#### EXCERPTED TEXT ####
WASHINGTON (Reuters) - Asian economies, hungry for coal, stand to gain from a U.S. program meant to keep domestic power cheap and abundant.
At issue is how much miners pay the government to tap the coal-rich Powder River Basin in eastern Montana and Wyoming. Much of the basin is on federal land.
Selling that coal cheap at a time of increasing exports across the Pacific could amount to a U.S. taxpayer subsidy for industrial rivals like China.
Government auditors have long faulted lax oversight of the coal lease program, saying miners have too much sway. Officials have defended the system, saying their approach is the right one to help utilize a region that provides a large share of the country’s power.
That argument has crumbled as more coal from federal land is being sold overseas and Asian economies anticipate gains from the program meant to keep lights on in American homes.
If U.S. miners can find ports to reach Asian markets easily it could mean hundreds of millions of dollars in additional profits and marginally lower coal prices for countries in those markets.
U.S. coal exports have steadily climbed since 2009 and are on track for a record high this year, as miners such as Peabody Energy (BTU.N) and Arch Coal ACI.N scramble to ship surplus coal overseas in deals that can double or triple their margins, analysts say.
####
### WRITTEN EXERCISE 1
Transcribe the stretch of the coal article from "At issue is" through "on federal land.".
#### RECORDS FOR THE TASK ####
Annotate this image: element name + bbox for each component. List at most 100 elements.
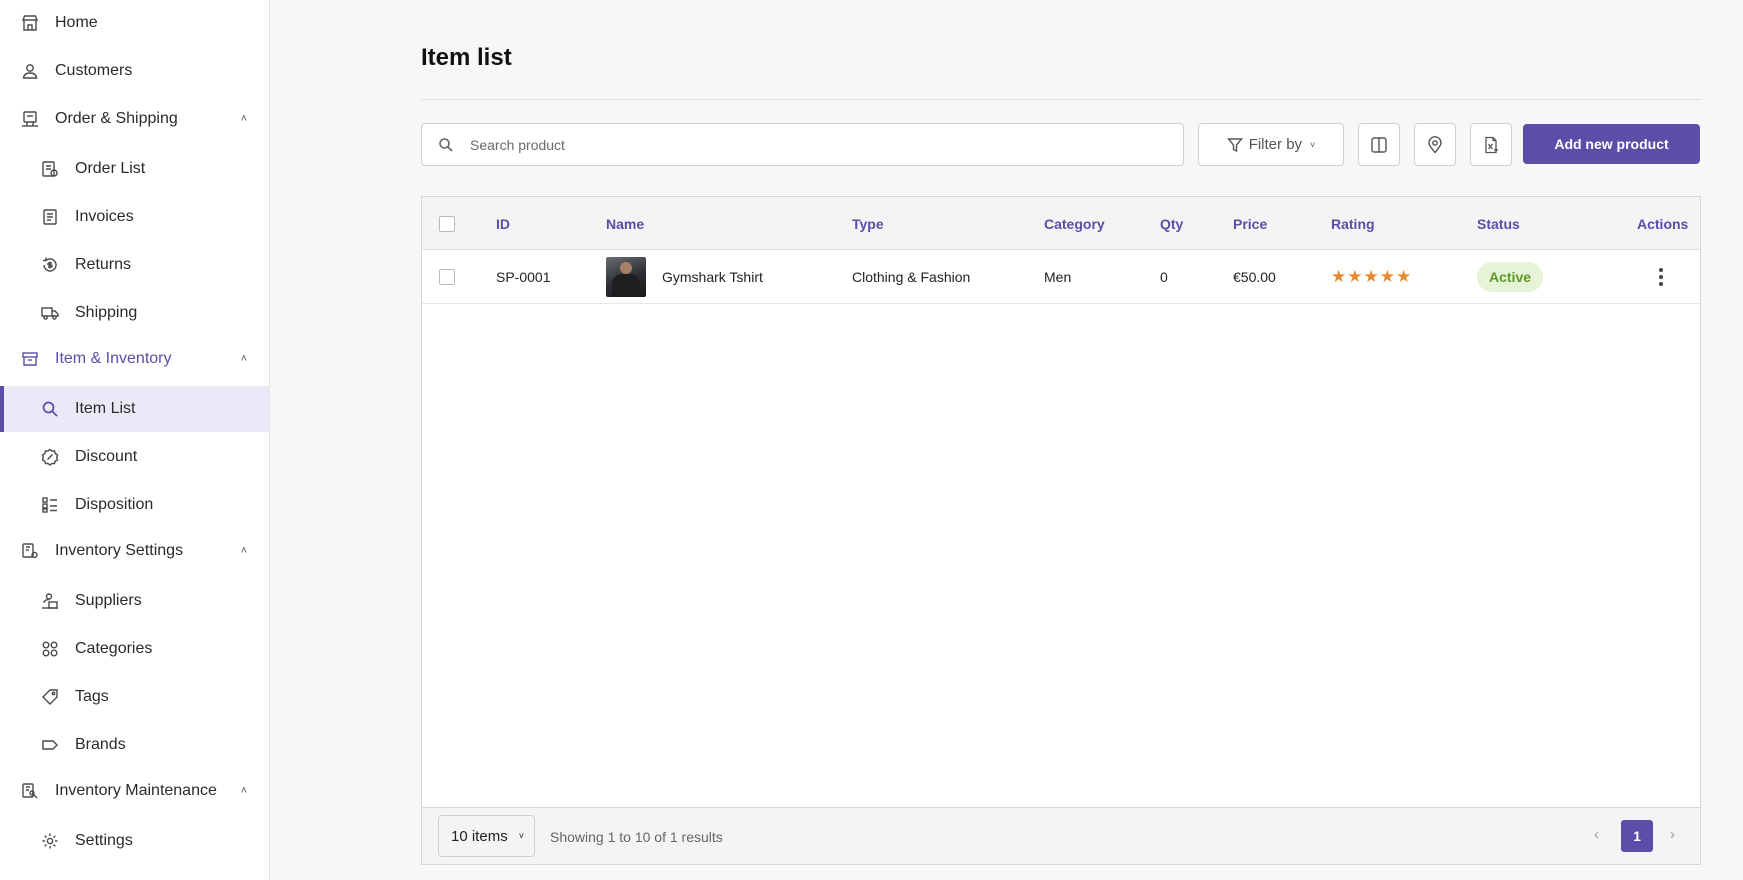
sidebar-item-label: Order List [75,160,146,177]
column-header-qty[interactable]: Qty [1160,197,1183,250]
filter-label: Filter by [1248,136,1303,153]
export-button[interactable] [1470,123,1512,166]
sidebar-item-label: Invoices [75,208,134,225]
categories-icon [40,639,60,659]
tag-icon [40,687,60,707]
sidebar-group-inventory-maintenance[interactable]: Inventory Maintenance ˄ [0,768,269,814]
sidebar-item-label: Brands [75,736,126,753]
previous-page-icon[interactable]: ‹ [1594,826,1599,843]
product-thumbnail [606,256,646,297]
sidebar-item-tags[interactable]: Tags [0,674,269,720]
sidebar-item-label: Settings [75,832,133,849]
gear-icon [40,831,60,851]
sidebar-item-returns[interactable]: Returns [0,242,269,288]
sidebar: Home Customers Order & Shipping ˄ Order … [0,0,270,880]
chevron-up-icon[interactable]: ˄ [241,353,247,365]
filter-button[interactable]: Filter by ˅ [1198,123,1344,166]
search-box[interactable] [421,123,1184,166]
sidebar-group-label: Inventory Settings [55,542,184,559]
chevron-up-icon[interactable]: ˄ [241,785,247,797]
search-icon [438,137,454,153]
sidebar-item-invoices[interactable]: Invoices [0,194,269,240]
per-page-value: 10 items [451,827,508,845]
column-header-rating[interactable]: Rating [1331,197,1375,250]
truck-icon [40,303,60,323]
sidebar-item-label: Returns [75,256,132,273]
column-header-name[interactable]: Name [606,197,644,250]
cell-category: Men [1044,268,1072,285]
column-header-category[interactable]: Category [1044,197,1105,250]
columns-toggle-button[interactable] [1358,123,1400,166]
sidebar-item-label: Item List [75,400,136,417]
maintenance-icon [20,781,40,801]
row-checkbox[interactable] [439,268,455,285]
table-footer: 10 items ˅ Showing 1 to 10 of 1 results … [421,808,1701,865]
sidebar-item-disposition[interactable]: Disposition [0,482,269,528]
location-button[interactable] [1414,123,1456,166]
per-page-select[interactable]: 10 items ˅ [438,815,535,857]
sidebar-item-label: Suppliers [75,592,142,609]
chevron-up-icon[interactable]: ˄ [241,545,247,557]
sidebar-item-home[interactable]: Home [0,0,269,46]
sidebar-group-label: Order & Shipping [55,110,178,127]
sidebar-item-item-list[interactable]: Item List [0,386,269,432]
cell-type: Clothing & Fashion [852,268,971,285]
sidebar-item-customers[interactable]: Customers [0,48,269,94]
supplier-icon [40,591,60,611]
cell-id: SP-0001 [496,268,551,285]
truck-box-icon [20,109,40,129]
sidebar-item-categories[interactable]: Categories [0,626,269,672]
column-header-id[interactable]: ID [496,197,510,250]
cell-rating: ★★★★★ [1331,250,1412,303]
page-title: Item list [421,44,512,71]
inventory-settings-icon [20,541,40,561]
more-actions-icon[interactable] [1655,264,1667,290]
sidebar-item-discount[interactable]: Discount [0,434,269,480]
search-input[interactable] [470,136,1141,153]
sidebar-item-shipping[interactable]: Shipping [0,290,269,336]
status-badge: Active [1477,261,1544,292]
star-rating: ★★★★★ [1331,266,1413,286]
cell-qty: 0 [1160,268,1168,285]
chevron-up-icon[interactable]: ˄ [241,113,247,125]
sidebar-item-label: Home [55,14,98,31]
sidebar-group-inventory-settings[interactable]: Inventory Settings ˄ [0,528,269,574]
store-icon [20,13,40,33]
select-all-cell [439,197,455,250]
sidebar-group-order-shipping[interactable]: Order & Shipping ˄ [0,96,269,142]
column-header-price[interactable]: Price [1233,197,1267,250]
sidebar-item-order-list[interactable]: Order List [0,146,269,192]
sidebar-group-label: Inventory Maintenance [55,782,217,799]
sidebar-item-label: Categories [75,640,153,657]
column-header-type[interactable]: Type [852,197,884,250]
sidebar-item-label: Disposition [75,496,154,513]
next-page-icon[interactable]: › [1670,826,1675,843]
page-number-button[interactable]: 1 [1621,820,1653,852]
cell-actions [1655,250,1667,303]
table-header: ID Name Type Category Qty Price Rating S… [422,197,1700,250]
cell-name: Gymshark Tshirt [606,250,763,303]
discount-badge-icon [40,447,60,467]
select-all-checkbox[interactable] [439,215,455,232]
row-select-cell [439,250,455,303]
item-table: ID Name Type Category Qty Price Rating S… [421,196,1701,808]
sidebar-item-settings[interactable]: Settings [0,818,269,864]
results-summary: Showing 1 to 10 of 1 results [550,828,723,845]
header-divider [421,99,1701,100]
sidebar-item-suppliers[interactable]: Suppliers [0,578,269,624]
column-header-status[interactable]: Status [1477,197,1520,250]
order-list-icon [40,159,60,179]
columns-icon [1370,136,1388,154]
sidebar-group-item-inventory[interactable]: Item & Inventory ˄ [0,336,269,382]
column-header-actions: Actions [1637,215,1689,232]
label-tag-icon [40,735,60,755]
table-row[interactable]: SP-0001 Gymshark Tshirt Clothing & Fashi… [422,250,1700,304]
export-file-icon [1482,136,1500,154]
add-product-button[interactable]: Add new product [1523,124,1700,164]
sidebar-group-label: Item & Inventory [55,350,172,367]
cell-price: €50.00 [1233,268,1276,285]
product-name[interactable]: Gymshark Tshirt [662,269,763,285]
chevron-down-icon: ˅ [1310,139,1316,150]
sidebar-item-label: Discount [75,448,138,465]
sidebar-item-brands[interactable]: Brands [0,722,269,768]
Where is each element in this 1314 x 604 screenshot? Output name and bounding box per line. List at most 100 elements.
####
### WRITTEN EXERCISE 2
Give the lines of the rows above as a Markdown table with the columns Index and Listed line. Cover only the stretch from the line that contains "sidebar-item-label: Order List" through the line that contains "cell-id: SP-0001 [496,268,551,285]", both included, and leave out blank lines.

### RESPONSE 1
At issue is how much miners pay the government to tap the coal-rich Powder River Basin in eastern Montana and Wyoming. Much of the basin is on federal land.

### RESPONSE 2
| Index | Listed line |
|---|---|
| 1 | sidebar-item-label: Order List [75,160,146,177] |
| 2 | column-header-qty[interactable]: Qty [1160,197,1183,250] |
| 3 | filter-label: Filter by [1248,136,1303,153] |
| 4 | export-button[interactable] [1470,123,1512,166] |
| 5 | sidebar-item-label: Invoices [75,208,134,225] |
| 6 | categories-icon [40,639,60,659] |
| 7 | tag-icon [40,687,60,707] |
| 8 | sidebar-group-inventory-maintenance[interactable]: Inventory Maintenance ˄ [0,768,269,814] |
| 9 | sidebar-item-label: Brands [75,736,126,753] |
| 10 | previous-page-icon[interactable]: ‹ [1594,826,1599,843] |
| 11 | product-thumbnail [606,256,646,297] |
| 12 | sidebar-item-tags[interactable]: Tags [0,674,269,720] |
| 13 | sidebar-item-label: Settings [75,832,133,849] |
| 14 | gear-icon [40,831,60,851] |
| 15 | sidebar-item-returns[interactable]: Returns [0,242,269,288] |
| 16 | sidebar: Home Customers Order & Shipping ˄ Order … [0,0,270,880] |
| 17 | chevron-up-icon[interactable]: ˄ [241,353,247,365] |
| 18 | filter-button[interactable]: Filter by ˅ [1198,123,1344,166] |
| 19 | search-box[interactable] [421,123,1184,166] |
| 20 | sidebar-group-label: Inventory Settings [55,542,184,559] |
| 21 | chevron-up-icon[interactable]: ˄ [241,785,247,797] |
| 22 | search-icon [438,137,454,153] |
| 23 | sidebar-item-invoices[interactable]: Invoices [0,194,269,240] |
| 24 | per-page-value: 10 items [451,827,508,845] |
| 25 | column-header-rating[interactable]: Rating [1331,197,1375,250] |
| 26 | truck-icon [40,303,60,323] |
| 27 | sidebar-item-label: Returns [75,256,132,273] |
| 28 | column-header-name[interactable]: Name [606,197,644,250] |
| 29 | cell-category: Men [1044,268,1072,285] |
| 30 | column-header-category[interactable]: Category [1044,197,1105,250] |
| 31 | columns-toggle-button[interactable] [1358,123,1400,166] |
| 32 | sidebar-item-label: Item List [75,400,136,417] |
| 33 | maintenance-icon [20,781,40,801] |
| 34 | row-checkbox[interactable] [439,268,455,285] |
| 35 | table-footer: 10 items ˅ Showing 1 to 10 of 1 results … [421,808,1701,865] |
| 36 | sidebar-item-disposition[interactable]: Disposition [0,482,269,528] |
| 37 | location-button[interactable] [1414,123,1456,166] |
| 38 | per-page-select[interactable]: 10 items ˅ [438,815,535,857] |
| 39 | sidebar-item-label: Suppliers [75,592,142,609] |
| 40 | chevron-up-icon[interactable]: ˄ [241,545,247,557] |
| 41 | sidebar-item-home[interactable]: Home [0,0,269,46] |
| 42 | sidebar-group-label: Order & Shipping [55,110,178,127] |
| 43 | sidebar-item-item-list[interactable]: Item List [0,386,269,432] |
| 44 | cell-type: Clothing & Fashion [852,268,971,285] |
| 45 | sidebar-item-customers[interactable]: Customers [0,48,269,94] |
| 46 | supplier-icon [40,591,60,611] |
| 47 | cell-id: SP-0001 [496,268,551,285] |